> Your instructions: Write out every record in full, exactly as written, please.

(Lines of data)
"""
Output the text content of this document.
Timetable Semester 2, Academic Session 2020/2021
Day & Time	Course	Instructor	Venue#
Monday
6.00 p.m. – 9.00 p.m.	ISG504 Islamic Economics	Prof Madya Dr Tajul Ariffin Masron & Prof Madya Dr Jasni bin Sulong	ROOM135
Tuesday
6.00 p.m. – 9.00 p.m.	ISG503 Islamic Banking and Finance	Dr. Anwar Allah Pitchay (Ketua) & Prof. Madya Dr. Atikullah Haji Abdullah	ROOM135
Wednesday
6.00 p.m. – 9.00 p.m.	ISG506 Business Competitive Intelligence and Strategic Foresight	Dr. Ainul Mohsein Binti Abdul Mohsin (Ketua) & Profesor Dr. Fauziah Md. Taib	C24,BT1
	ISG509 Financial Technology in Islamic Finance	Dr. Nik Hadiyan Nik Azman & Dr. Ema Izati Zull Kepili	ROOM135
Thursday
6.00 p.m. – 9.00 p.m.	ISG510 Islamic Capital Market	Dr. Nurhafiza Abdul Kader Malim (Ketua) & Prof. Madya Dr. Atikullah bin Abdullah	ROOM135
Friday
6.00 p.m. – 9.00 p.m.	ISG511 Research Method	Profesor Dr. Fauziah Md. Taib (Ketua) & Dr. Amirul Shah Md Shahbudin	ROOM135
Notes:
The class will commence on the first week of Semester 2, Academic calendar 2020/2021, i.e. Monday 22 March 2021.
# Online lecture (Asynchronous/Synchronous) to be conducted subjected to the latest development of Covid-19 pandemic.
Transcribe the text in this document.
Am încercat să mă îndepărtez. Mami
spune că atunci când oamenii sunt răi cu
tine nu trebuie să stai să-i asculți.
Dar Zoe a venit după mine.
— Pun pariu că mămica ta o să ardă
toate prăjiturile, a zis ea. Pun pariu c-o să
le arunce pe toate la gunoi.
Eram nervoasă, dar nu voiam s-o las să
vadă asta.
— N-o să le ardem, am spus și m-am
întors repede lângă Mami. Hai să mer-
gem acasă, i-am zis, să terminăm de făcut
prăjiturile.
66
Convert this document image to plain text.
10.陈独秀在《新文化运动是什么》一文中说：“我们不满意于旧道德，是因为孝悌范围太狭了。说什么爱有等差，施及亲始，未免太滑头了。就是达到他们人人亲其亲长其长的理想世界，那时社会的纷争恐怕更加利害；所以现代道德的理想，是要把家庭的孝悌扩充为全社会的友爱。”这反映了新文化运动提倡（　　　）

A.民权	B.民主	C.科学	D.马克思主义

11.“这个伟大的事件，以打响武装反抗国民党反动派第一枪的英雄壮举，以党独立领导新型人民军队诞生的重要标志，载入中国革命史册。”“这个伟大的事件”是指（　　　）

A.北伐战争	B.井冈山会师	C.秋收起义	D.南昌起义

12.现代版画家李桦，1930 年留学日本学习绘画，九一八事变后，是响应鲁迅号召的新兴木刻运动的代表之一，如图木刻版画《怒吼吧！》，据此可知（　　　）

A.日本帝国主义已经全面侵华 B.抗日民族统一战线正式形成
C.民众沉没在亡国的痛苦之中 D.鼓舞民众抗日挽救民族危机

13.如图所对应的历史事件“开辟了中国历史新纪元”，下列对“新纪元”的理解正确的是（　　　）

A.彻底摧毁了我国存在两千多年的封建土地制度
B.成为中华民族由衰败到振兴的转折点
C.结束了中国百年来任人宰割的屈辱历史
"""
> Complete response:
Output the text content of this document.
Timetable Semester 2, Academic Session 2020/2021
Day & Time	Course	Instructor	Venue#
Monday
6.00 p.m. – 9.00 p.m.	ISG504 Islamic Economics	Prof Madya Dr Tajul Ariffin Masron & Prof Madya Dr Jasni bin Sulong	ROOM135
Tuesday
6.00 p.m. – 9.00 p.m.	ISG503 Islamic Banking and Finance	Dr. Anwar Allah Pitchay (Ketua) & Prof. Madya Dr. Atikullah Haji Abdullah	ROOM135
Wednesday
6.00 p.m. – 9.00 p.m.	ISG506 Business Competitive Intelligence and Strategic Foresight	Dr. Ainul Mohsein Binti Abdul Mohsin (Ketua) & Profesor Dr. Fauziah Md. Taib	C24,BT1
	ISG509 Financial Technology in Islamic Finance	Dr. Nik Hadiyan Nik Azman & Dr. Ema Izati Zull Kepili	ROOM135
Thursday
6.00 p.m. – 9.00 p.m.	ISG510 Islamic Capital Market	Dr. Nurhafiza Abdul Kader Malim (Ketua) & Prof. Madya Dr. Atikullah bin Abdullah	ROOM135
Friday
6.00 p.m. – 9.00 p.m.	ISG511 Research Method	Profesor Dr. Fauziah Md. Taib (Ketua) & Dr. Amirul Shah Md Shahbudin	ROOM135
Notes:
The class will commence on the first week of Semester 2, Academic calendar 2020/2021, i.e. Monday 22 March 2021.
# Online lecture (Asynchronous/Synchronous) to be conducted subjected to the latest development of Covid-19 pandemic.
Transcribe the text in this document.
Am încercat să mă îndepărtez. Mami
spune că atunci când oamenii sunt răi cu
tine nu trebuie să stai să-i asculți.
Dar Zoe a venit după mine.
— Pun pariu că mămica ta o să ardă
toate prăjiturile, a zis ea. Pun pariu c-o să
le arunce pe toate la gunoi.
Eram nervoasă, dar nu voiam s-o las să
vadă asta.
— N-o să le ardem, am spus și m-am
întors repede lângă Mami. Hai să mer-
gem acasă, i-am zis, să terminăm de făcut
prăjiturile.
66
Convert this document image to plain text.
10.陈独秀在《新文化运动是什么》一文中说：“我们不满意于旧道德，是因为孝悌范围太狭了。说什么爱有等差，施及亲始，未免太滑头了。就是达到他们人人亲其亲长其长的理想世界，那时社会的纷争恐怕更加利害；所以现代道德的理想，是要把家庭的孝悌扩充为全社会的友爱。”这反映了新文化运动提倡（　　　）

A.民权	B.民主	C.科学	D.马克思主义

11.“这个伟大的事件，以打响武装反抗国民党反动派第一枪的英雄壮举，以党独立领导新型人民军队诞生的重要标志，载入中国革命史册。”“这个伟大的事件”是指（　　　）

A.北伐战争	B.井冈山会师	C.秋收起义	D.南昌起义

12.现代版画家李桦，1930 年留学日本学习绘画，九一八事变后，是响应鲁迅号召的新兴木刻运动的代表之一，如图木刻版画《怒吼吧！》，据此可知（　　　）

A.日本帝国主义已经全面侵华 B.抗日民族统一战线正式形成
C.民众沉没在亡国的痛苦之中 D.鼓舞民众抗日挽救民族危机

13.如图所对应的历史事件“开辟了中国历史新纪元”，下列对“新纪元”的理解正确的是（　　　）

A.彻底摧毁了我国存在两千多年的封建土地制度
B.成为中华民族由衰败到振兴的转折点
C.结束了中国百年来任人宰割的屈辱历史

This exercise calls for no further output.